Like last year, the two top-paid media executives both worked for data and consumer information giant RELX, the biggest media business in the UK by turnover.
Chief executive Erik Engstrom took the top spot, receiving a pay packet of £13.5m (on fixed annual pay of £1.6m), while his chief financial officer Nick Luff was second on £7m. Both saw their total remuneration drop by 10% compared with a year earlier, however.
Engstrom was the second-best paid FTSE 100 chief executive in the UK in 2023, according to the High Pay Centre, behind only AstraZeneca boss Pascal Soriot.
They were followed by Stephen A Carter, the group chief executive of another B2B information source Informa, whose pay jumped 2% year-on-year to £4.2m.
ITV boss Carolyn McCall was the best-paid broadcast executive on the list, earning pay of £4.1m in 2024. The best-paid executive at a consumer print/text media organisation was an unnamed executive at Daily Mail publisher DMGT, which the Gazette noted is likely to be chief executive Tim Collier or chairman Lord Rothermere, with a £4m take home – a 38% drop on last year.
A dozen print or online publisher executives earned £1m or more, led by the top DMGT director, an unnamed executive at Telegraph Media Group (£2m), another at the Financial Times (£1.8m) and Economist Group chief executive Lara Boro.

### Data
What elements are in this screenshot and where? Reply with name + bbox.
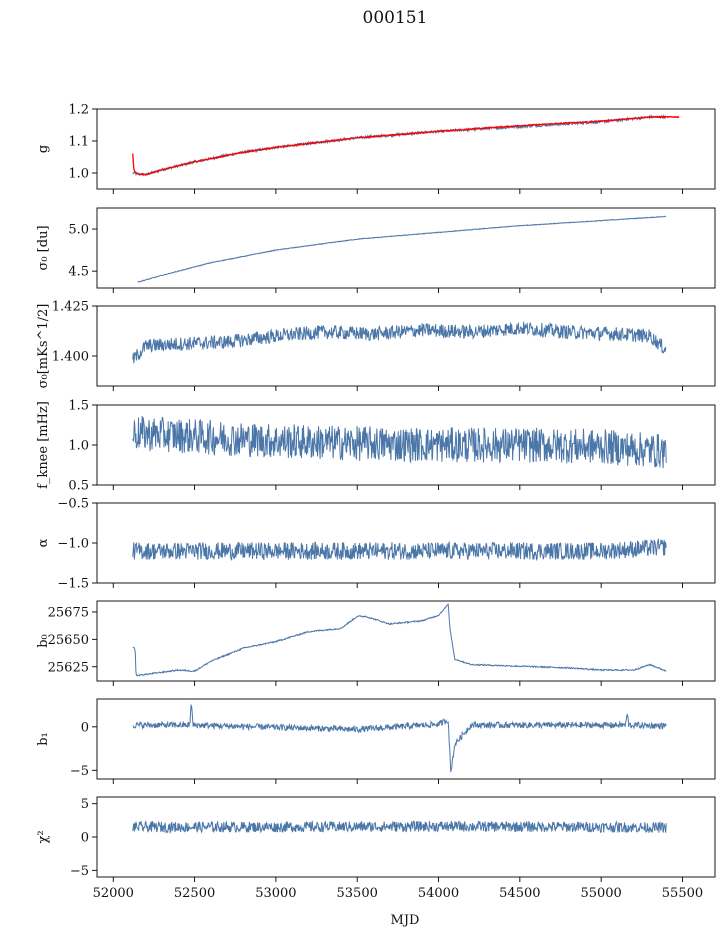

### To-do list
a) In the media executive pay text, how much was Stephen A Carter of Informa paid?
b) Name every person mentioned by name in the media executive pay text.

### Task-by-task results
a) £4.2m

b) Erik Engstrom, Nick Luff, Pascal Soriot, Stephen A Carter, Carolyn McCall, Tim Collier, Lord Rothermere, Lara Boro